WHAT YOU NEED TO DO >>
Scan the material below for lines with the word "Количество" and report how many there are, with nothing added.

Records from a collection of figures:
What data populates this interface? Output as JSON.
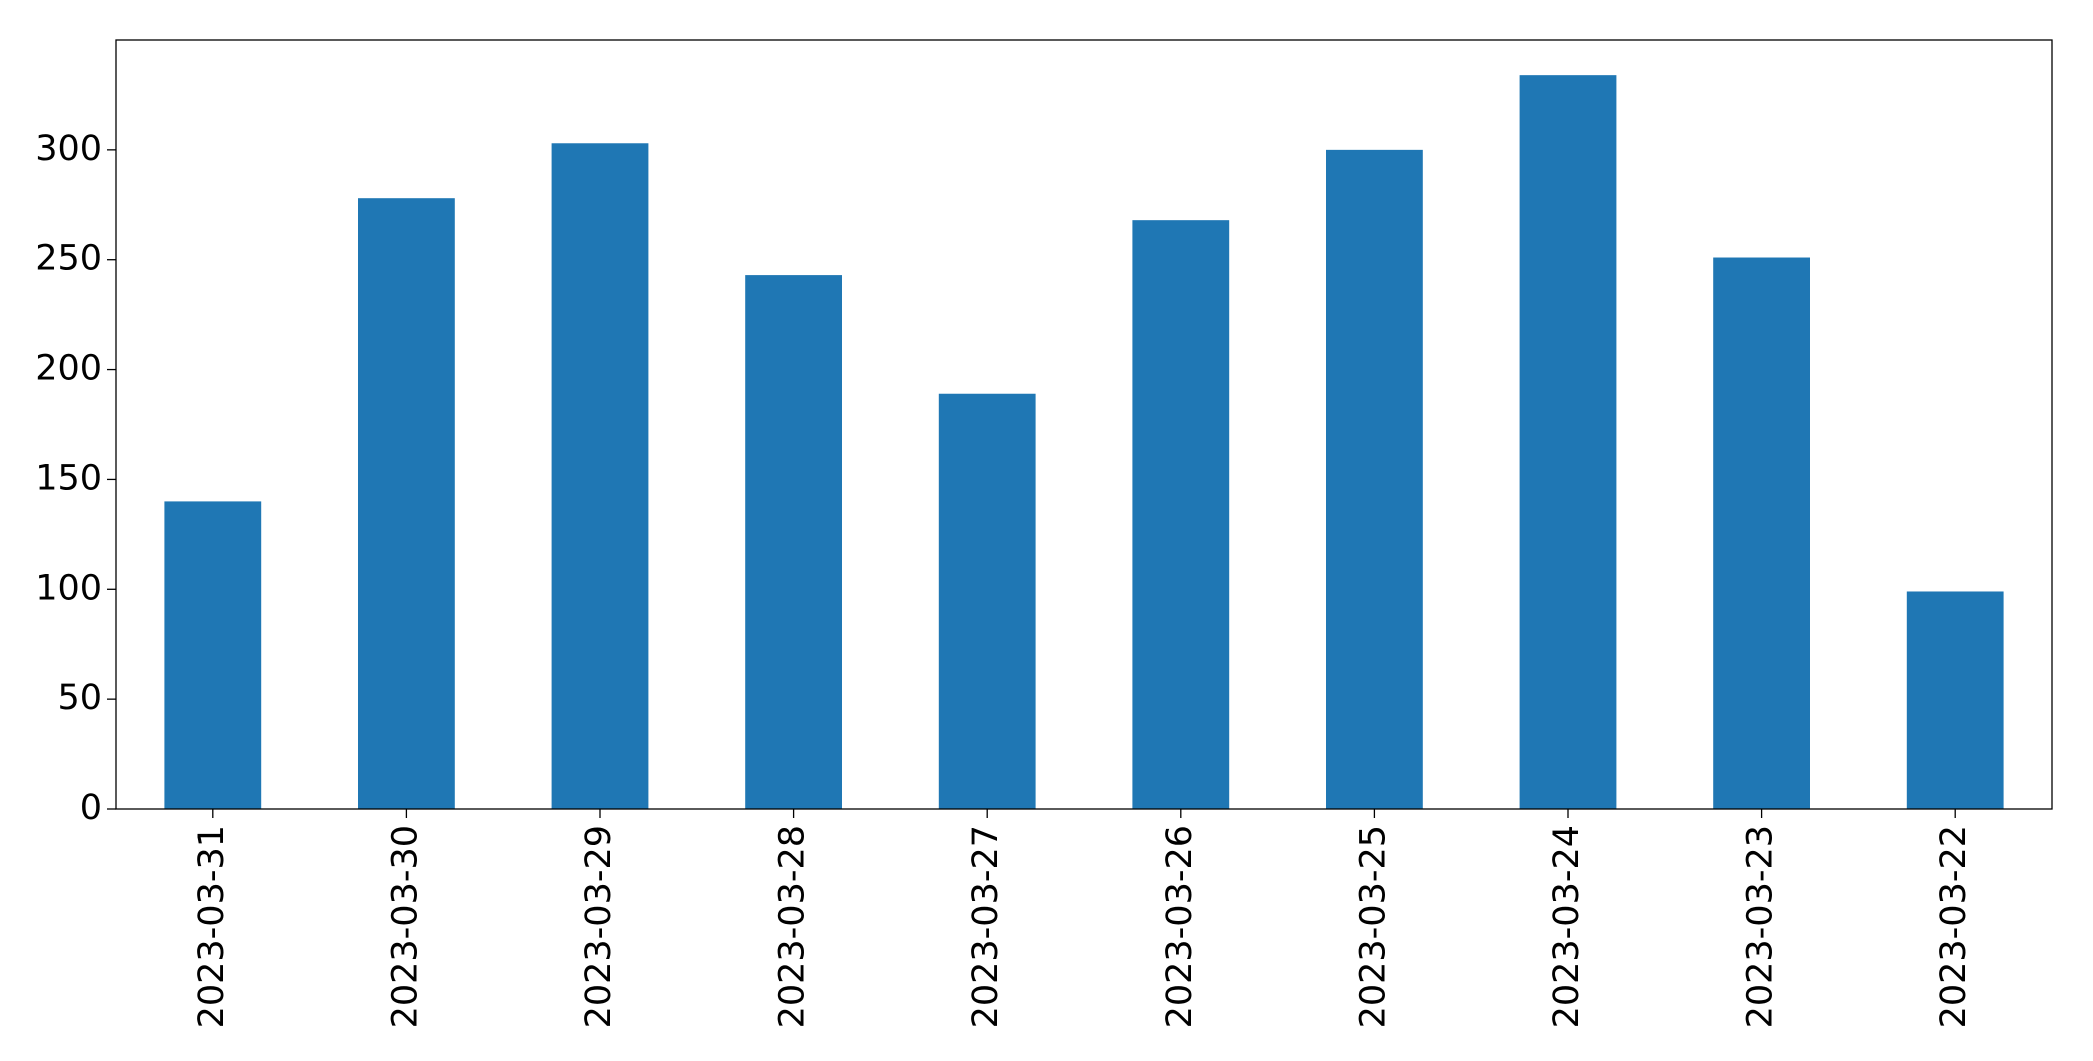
{
  "chart_data": {
    "type": "bar",
    "categories": [
      "2023-03-31",
      "2023-03-30",
      "2023-03-29",
      "2023-03-28",
      "2023-03-27",
      "2023-03-26",
      "2023-03-25",
      "2023-03-24",
      "2023-03-23",
      "2023-03-22"
    ],
    "values": [
      140,
      278,
      303,
      243,
      189,
      268,
      300,
      334,
      251,
      99
    ],
    "color": "#1f77b4",
    "ylim": [
      0,
      350
    ],
    "yticks": [
      0,
      50,
      100,
      150,
      200,
      250,
      300
    ],
    "grid": false
  }
}
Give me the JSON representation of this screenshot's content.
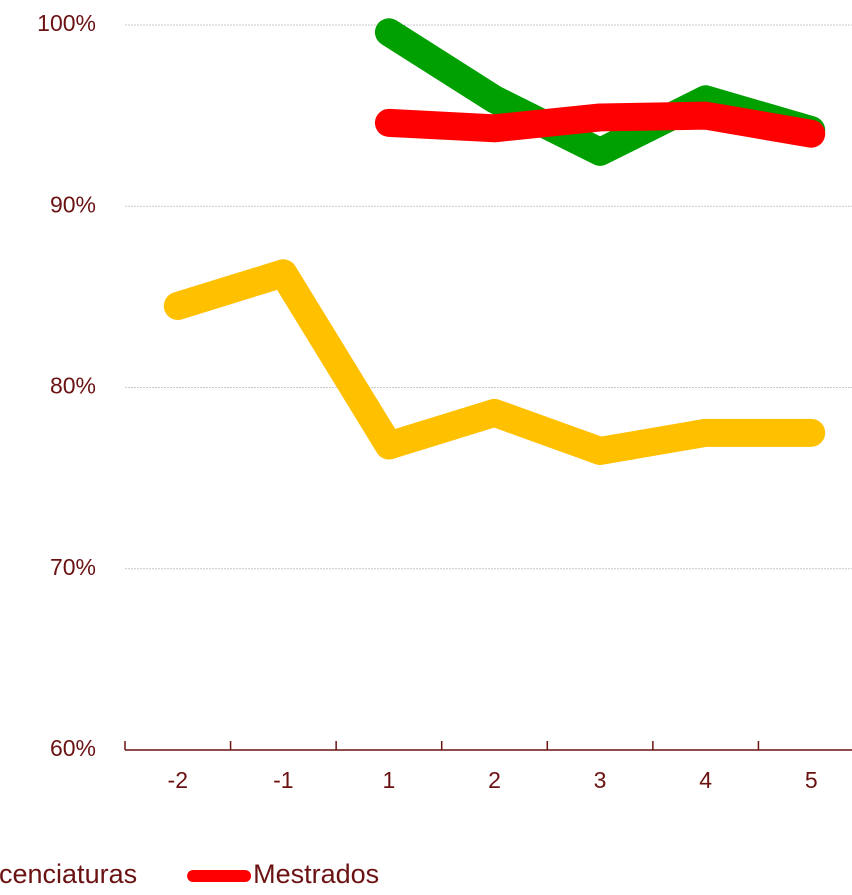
{
  "chart_data": {
    "type": "line",
    "categories": [
      "-2",
      "-1",
      "1",
      "2",
      "3",
      "4",
      "5"
    ],
    "series": [
      {
        "name": "Licenciaturas",
        "color": "#ffc000",
        "values": [
          84.5,
          86.3,
          76.8,
          78.6,
          76.5,
          77.5,
          77.5
        ]
      },
      {
        "color": "#00a000",
        "values": [
          null,
          null,
          99.6,
          95.9,
          93.0,
          95.9,
          94.2
        ]
      },
      {
        "name": "Mestrados",
        "color": "#ff0000",
        "values": [
          null,
          null,
          94.6,
          94.3,
          94.9,
          95.0,
          94.0
        ]
      }
    ],
    "ylim": [
      60,
      100
    ],
    "yticks": [
      {
        "value": 60,
        "label": "60%"
      },
      {
        "value": 70,
        "label": "70%"
      },
      {
        "value": 80,
        "label": "80%"
      },
      {
        "value": 90,
        "label": "90%"
      },
      {
        "value": 100,
        "label": "100%"
      }
    ],
    "grid": true
  }
}
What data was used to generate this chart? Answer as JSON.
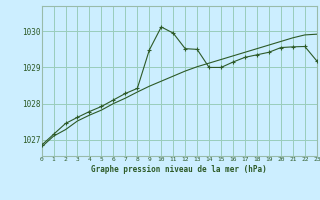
{
  "title": "Graphe pression niveau de la mer (hPa)",
  "background_color": "#cceeff",
  "plot_bg_color": "#cceeff",
  "grid_color": "#99ccbb",
  "line_color": "#2d5a27",
  "border_color": "#99bbaa",
  "xlim": [
    0,
    23
  ],
  "ylim": [
    1026.55,
    1030.7
  ],
  "yticks": [
    1027,
    1028,
    1029,
    1030
  ],
  "xticks": [
    0,
    1,
    2,
    3,
    4,
    5,
    6,
    7,
    8,
    9,
    10,
    11,
    12,
    13,
    14,
    15,
    16,
    17,
    18,
    19,
    20,
    21,
    22,
    23
  ],
  "line1_x": [
    0,
    1,
    2,
    3,
    4,
    5,
    6,
    7,
    8,
    9,
    10,
    11,
    12,
    13,
    14,
    15,
    16,
    17,
    18,
    19,
    20,
    21,
    22,
    23
  ],
  "line1_y": [
    1026.8,
    1027.1,
    1027.28,
    1027.52,
    1027.68,
    1027.82,
    1028.0,
    1028.15,
    1028.32,
    1028.48,
    1028.62,
    1028.76,
    1028.9,
    1029.02,
    1029.12,
    1029.22,
    1029.32,
    1029.42,
    1029.52,
    1029.62,
    1029.72,
    1029.82,
    1029.9,
    1029.92
  ],
  "line2_x": [
    0,
    1,
    2,
    3,
    4,
    5,
    6,
    7,
    8,
    9,
    10,
    11,
    12,
    13,
    14,
    15,
    16,
    17,
    18,
    19,
    20,
    21,
    22,
    23
  ],
  "line2_y": [
    1026.85,
    1027.15,
    1027.45,
    1027.62,
    1027.78,
    1027.92,
    1028.1,
    1028.28,
    1028.42,
    1029.48,
    1030.12,
    1029.95,
    1029.52,
    1029.5,
    1029.0,
    1029.0,
    1029.15,
    1029.28,
    1029.35,
    1029.42,
    1029.55,
    1029.57,
    1029.58,
    1029.18
  ]
}
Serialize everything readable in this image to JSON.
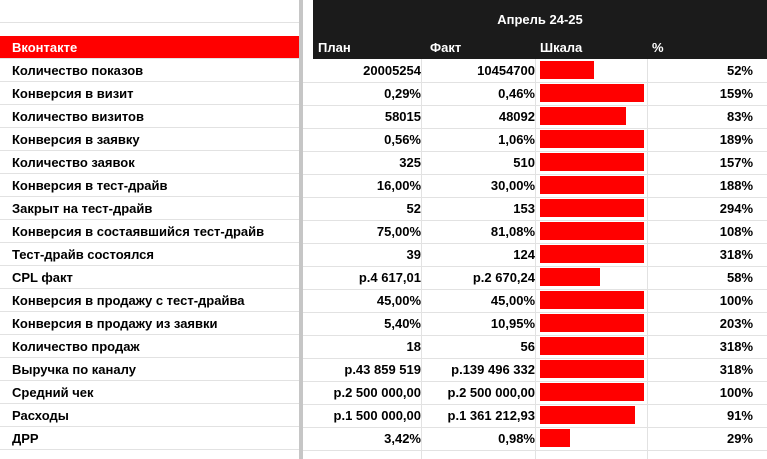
{
  "header": {
    "period": "Апрель 24-25",
    "section_label": "Вконтакте",
    "columns": [
      "План",
      "Факт",
      "Шкала",
      "%"
    ]
  },
  "rows": [
    {
      "label": "Количество показов",
      "plan": "20005254",
      "fact": "10454700",
      "scale": 0.52,
      "pct": "52%"
    },
    {
      "label": "Конверсия в визит",
      "plan": "0,29%",
      "fact": "0,46%",
      "scale": 1.0,
      "pct": "159%"
    },
    {
      "label": "Количество визитов",
      "plan": "58015",
      "fact": "48092",
      "scale": 0.83,
      "pct": "83%"
    },
    {
      "label": "Конверсия в заявку",
      "plan": "0,56%",
      "fact": "1,06%",
      "scale": 1.0,
      "pct": "189%"
    },
    {
      "label": "Количество заявок",
      "plan": "325",
      "fact": "510",
      "scale": 1.0,
      "pct": "157%"
    },
    {
      "label": "Конверсия в тест-драйв",
      "plan": "16,00%",
      "fact": "30,00%",
      "scale": 1.0,
      "pct": "188%"
    },
    {
      "label": "Закрыт на тест-драйв",
      "plan": "52",
      "fact": "153",
      "scale": 1.0,
      "pct": "294%"
    },
    {
      "label": "Конверсия в состаявшийся тест-драйв",
      "plan": "75,00%",
      "fact": "81,08%",
      "scale": 1.0,
      "pct": "108%"
    },
    {
      "label": "Тест-драйв состоялся",
      "plan": "39",
      "fact": "124",
      "scale": 1.0,
      "pct": "318%"
    },
    {
      "label": "CPL факт",
      "plan": "р.4 617,01",
      "fact": "р.2 670,24",
      "scale": 0.58,
      "pct": "58%"
    },
    {
      "label": "Конверсия в продажу с тест-драйва",
      "plan": "45,00%",
      "fact": "45,00%",
      "scale": 1.0,
      "pct": "100%"
    },
    {
      "label": "Конверсия в продажу из заявки",
      "plan": "5,40%",
      "fact": "10,95%",
      "scale": 1.0,
      "pct": "203%"
    },
    {
      "label": "Количество продаж",
      "plan": "18",
      "fact": "56",
      "scale": 1.0,
      "pct": "318%"
    },
    {
      "label": "Выручка по каналу",
      "plan": "р.43 859 519",
      "fact": "р.139 496 332",
      "scale": 1.0,
      "pct": "318%"
    },
    {
      "label": "Средний чек",
      "plan": "р.2 500 000,00",
      "fact": "р.2 500 000,00",
      "scale": 1.0,
      "pct": "100%"
    },
    {
      "label": "Расходы",
      "plan": "р.1 500 000,00",
      "fact": "р.1 361 212,93",
      "scale": 0.91,
      "pct": "91%"
    },
    {
      "label": "ДРР",
      "plan": "3,42%",
      "fact": "0,98%",
      "scale": 0.29,
      "pct": "29%"
    }
  ],
  "colors": {
    "bar": "#ff0000",
    "header_dark": "#1b1b1b",
    "section_red": "#ff0000"
  }
}
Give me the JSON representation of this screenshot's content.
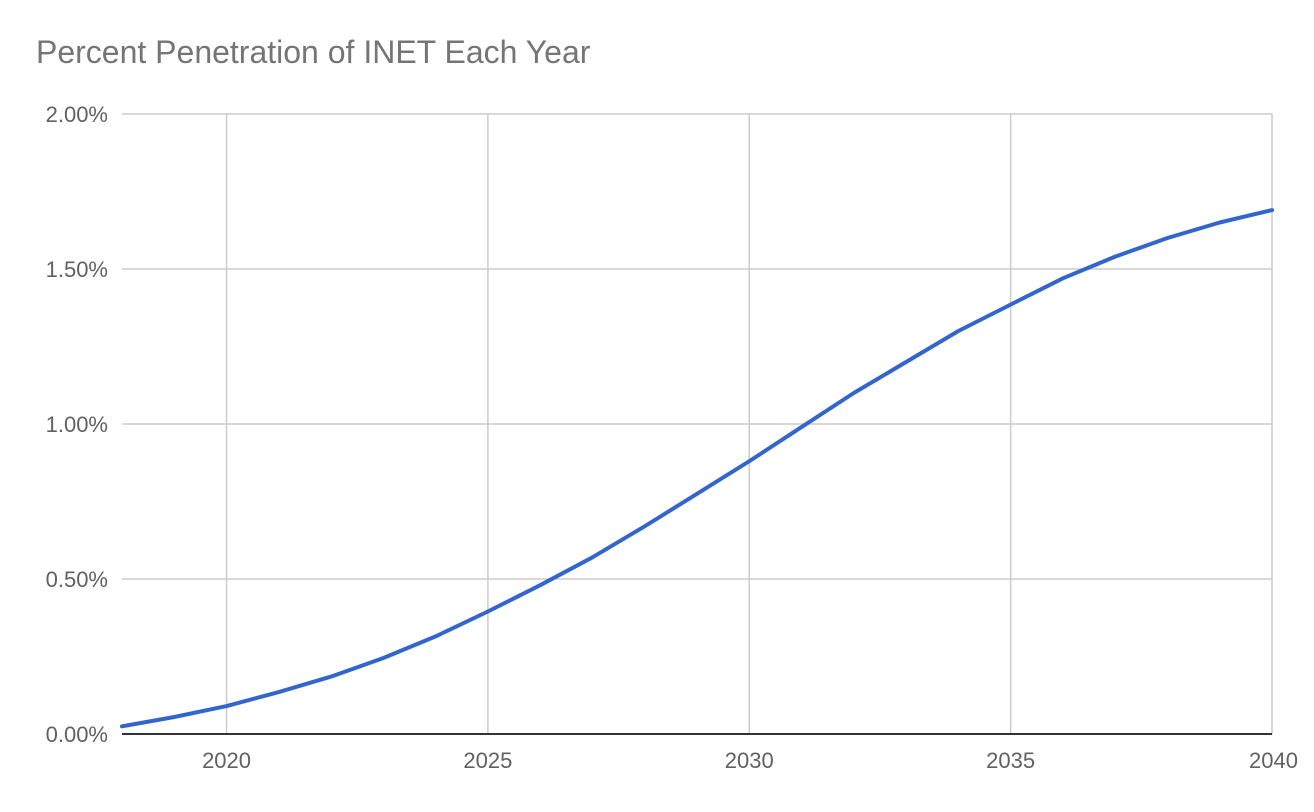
{
  "chart_data": {
    "type": "line",
    "title": "Percent Penetration of INET Each Year",
    "xlabel": "",
    "ylabel": "",
    "xlim": [
      2018,
      2040
    ],
    "ylim": [
      0,
      0.02
    ],
    "x_ticks": [
      2020,
      2025,
      2030,
      2035,
      2040
    ],
    "x_tick_labels": [
      "2020",
      "2025",
      "2030",
      "2035",
      "2040"
    ],
    "y_ticks": [
      0,
      0.005,
      0.01,
      0.015,
      0.02
    ],
    "y_tick_labels": [
      "0.00%",
      "0.50%",
      "1.00%",
      "1.50%",
      "2.00%"
    ],
    "grid": true,
    "legend": "none",
    "line_color": "#3366cc",
    "series": [
      {
        "x": [
          2018,
          2019,
          2020,
          2021,
          2022,
          2023,
          2024,
          2025,
          2026,
          2027,
          2028,
          2029,
          2030,
          2031,
          2032,
          2033,
          2034,
          2035,
          2036,
          2037,
          2038,
          2039,
          2040
        ],
        "values": [
          0.00025,
          0.00055,
          0.0009,
          0.00135,
          0.00185,
          0.00245,
          0.00315,
          0.00395,
          0.0048,
          0.0057,
          0.0067,
          0.00775,
          0.0088,
          0.0099,
          0.011,
          0.012,
          0.013,
          0.01385,
          0.0147,
          0.0154,
          0.016,
          0.0165,
          0.0169
        ]
      }
    ]
  }
}
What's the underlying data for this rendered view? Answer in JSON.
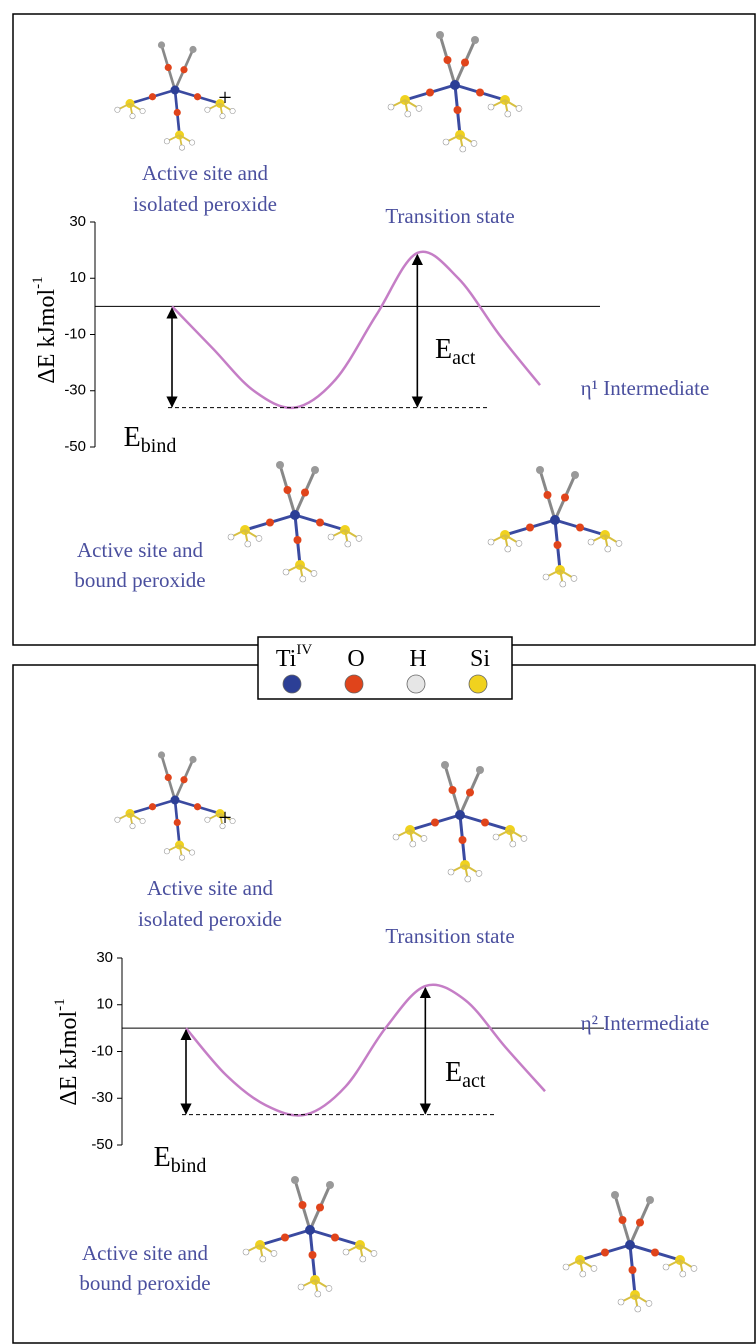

COMPLETE RESPONSE >>
4